- DATA LINES:

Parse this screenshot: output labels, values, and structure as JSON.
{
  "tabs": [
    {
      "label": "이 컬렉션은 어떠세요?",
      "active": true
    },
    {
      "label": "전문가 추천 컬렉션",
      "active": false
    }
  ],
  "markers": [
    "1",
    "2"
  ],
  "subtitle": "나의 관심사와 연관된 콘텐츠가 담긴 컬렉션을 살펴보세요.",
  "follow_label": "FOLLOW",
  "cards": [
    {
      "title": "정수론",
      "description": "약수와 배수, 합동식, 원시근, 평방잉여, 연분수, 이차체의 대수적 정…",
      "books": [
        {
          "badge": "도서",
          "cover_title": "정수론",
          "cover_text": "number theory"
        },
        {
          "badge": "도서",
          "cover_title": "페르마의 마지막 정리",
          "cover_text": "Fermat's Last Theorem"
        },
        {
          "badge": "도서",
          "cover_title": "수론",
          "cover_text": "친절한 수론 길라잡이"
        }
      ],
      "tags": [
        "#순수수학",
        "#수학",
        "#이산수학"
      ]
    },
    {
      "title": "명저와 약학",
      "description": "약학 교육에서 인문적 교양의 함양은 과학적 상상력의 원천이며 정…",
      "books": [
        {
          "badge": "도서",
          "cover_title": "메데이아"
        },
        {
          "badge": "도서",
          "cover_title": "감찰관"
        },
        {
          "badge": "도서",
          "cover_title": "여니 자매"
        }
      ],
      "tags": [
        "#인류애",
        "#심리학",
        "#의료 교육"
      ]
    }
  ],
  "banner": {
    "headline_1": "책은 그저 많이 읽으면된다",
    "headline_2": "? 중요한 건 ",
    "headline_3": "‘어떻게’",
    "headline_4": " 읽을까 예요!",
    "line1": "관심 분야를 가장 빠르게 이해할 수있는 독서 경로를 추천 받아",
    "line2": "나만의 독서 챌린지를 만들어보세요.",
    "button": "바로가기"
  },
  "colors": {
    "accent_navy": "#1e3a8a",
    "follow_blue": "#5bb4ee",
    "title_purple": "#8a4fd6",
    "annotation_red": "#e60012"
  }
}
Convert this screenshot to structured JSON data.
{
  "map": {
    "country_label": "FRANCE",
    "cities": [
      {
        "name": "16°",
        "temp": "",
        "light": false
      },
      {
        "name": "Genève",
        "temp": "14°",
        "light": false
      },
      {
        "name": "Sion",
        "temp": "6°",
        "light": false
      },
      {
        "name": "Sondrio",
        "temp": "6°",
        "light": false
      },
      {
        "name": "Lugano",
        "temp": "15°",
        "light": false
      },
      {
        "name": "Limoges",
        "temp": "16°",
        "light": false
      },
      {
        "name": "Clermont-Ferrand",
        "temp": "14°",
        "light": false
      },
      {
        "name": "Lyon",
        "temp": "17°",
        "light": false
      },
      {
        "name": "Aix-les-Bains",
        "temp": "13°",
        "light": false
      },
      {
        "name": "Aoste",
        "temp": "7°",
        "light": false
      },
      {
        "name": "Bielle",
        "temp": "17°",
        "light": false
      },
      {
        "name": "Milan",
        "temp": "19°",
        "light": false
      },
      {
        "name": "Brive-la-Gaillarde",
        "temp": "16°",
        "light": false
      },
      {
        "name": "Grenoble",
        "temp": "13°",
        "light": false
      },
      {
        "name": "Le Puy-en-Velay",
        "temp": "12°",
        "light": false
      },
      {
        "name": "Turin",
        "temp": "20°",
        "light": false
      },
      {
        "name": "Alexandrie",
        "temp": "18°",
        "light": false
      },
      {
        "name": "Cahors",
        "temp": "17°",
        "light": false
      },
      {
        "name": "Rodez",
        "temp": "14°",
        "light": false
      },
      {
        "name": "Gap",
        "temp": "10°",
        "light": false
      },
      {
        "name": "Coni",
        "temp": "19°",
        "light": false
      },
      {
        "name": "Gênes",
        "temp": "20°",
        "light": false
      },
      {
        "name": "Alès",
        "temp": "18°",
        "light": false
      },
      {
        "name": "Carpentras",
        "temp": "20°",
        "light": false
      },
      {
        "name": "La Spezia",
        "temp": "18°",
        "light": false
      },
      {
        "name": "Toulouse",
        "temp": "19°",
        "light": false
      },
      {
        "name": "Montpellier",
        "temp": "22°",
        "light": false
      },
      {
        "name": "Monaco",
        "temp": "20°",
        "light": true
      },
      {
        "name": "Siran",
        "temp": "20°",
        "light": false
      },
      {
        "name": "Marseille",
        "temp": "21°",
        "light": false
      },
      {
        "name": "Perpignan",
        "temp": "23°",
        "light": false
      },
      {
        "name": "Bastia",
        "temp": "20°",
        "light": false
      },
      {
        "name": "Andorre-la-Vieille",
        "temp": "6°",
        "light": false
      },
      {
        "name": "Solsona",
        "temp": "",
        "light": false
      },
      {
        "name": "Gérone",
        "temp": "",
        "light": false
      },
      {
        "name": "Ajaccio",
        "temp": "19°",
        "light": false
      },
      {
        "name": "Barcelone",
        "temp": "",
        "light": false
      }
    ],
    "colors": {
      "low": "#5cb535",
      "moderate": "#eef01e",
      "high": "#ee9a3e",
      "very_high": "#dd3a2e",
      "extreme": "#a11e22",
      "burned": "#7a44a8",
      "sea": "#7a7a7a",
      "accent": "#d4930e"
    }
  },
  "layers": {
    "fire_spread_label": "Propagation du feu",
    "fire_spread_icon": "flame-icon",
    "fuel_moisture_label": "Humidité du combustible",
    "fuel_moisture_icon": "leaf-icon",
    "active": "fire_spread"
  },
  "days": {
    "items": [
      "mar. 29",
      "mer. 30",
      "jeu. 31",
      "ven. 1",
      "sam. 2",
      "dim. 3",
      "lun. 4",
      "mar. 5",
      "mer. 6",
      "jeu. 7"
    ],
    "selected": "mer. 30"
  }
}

- EXERCISE AIM: Looking at the data above, how many lines hold the word "this"? Respond with the number alone.

- RESULT OF THE EXERCISE: 2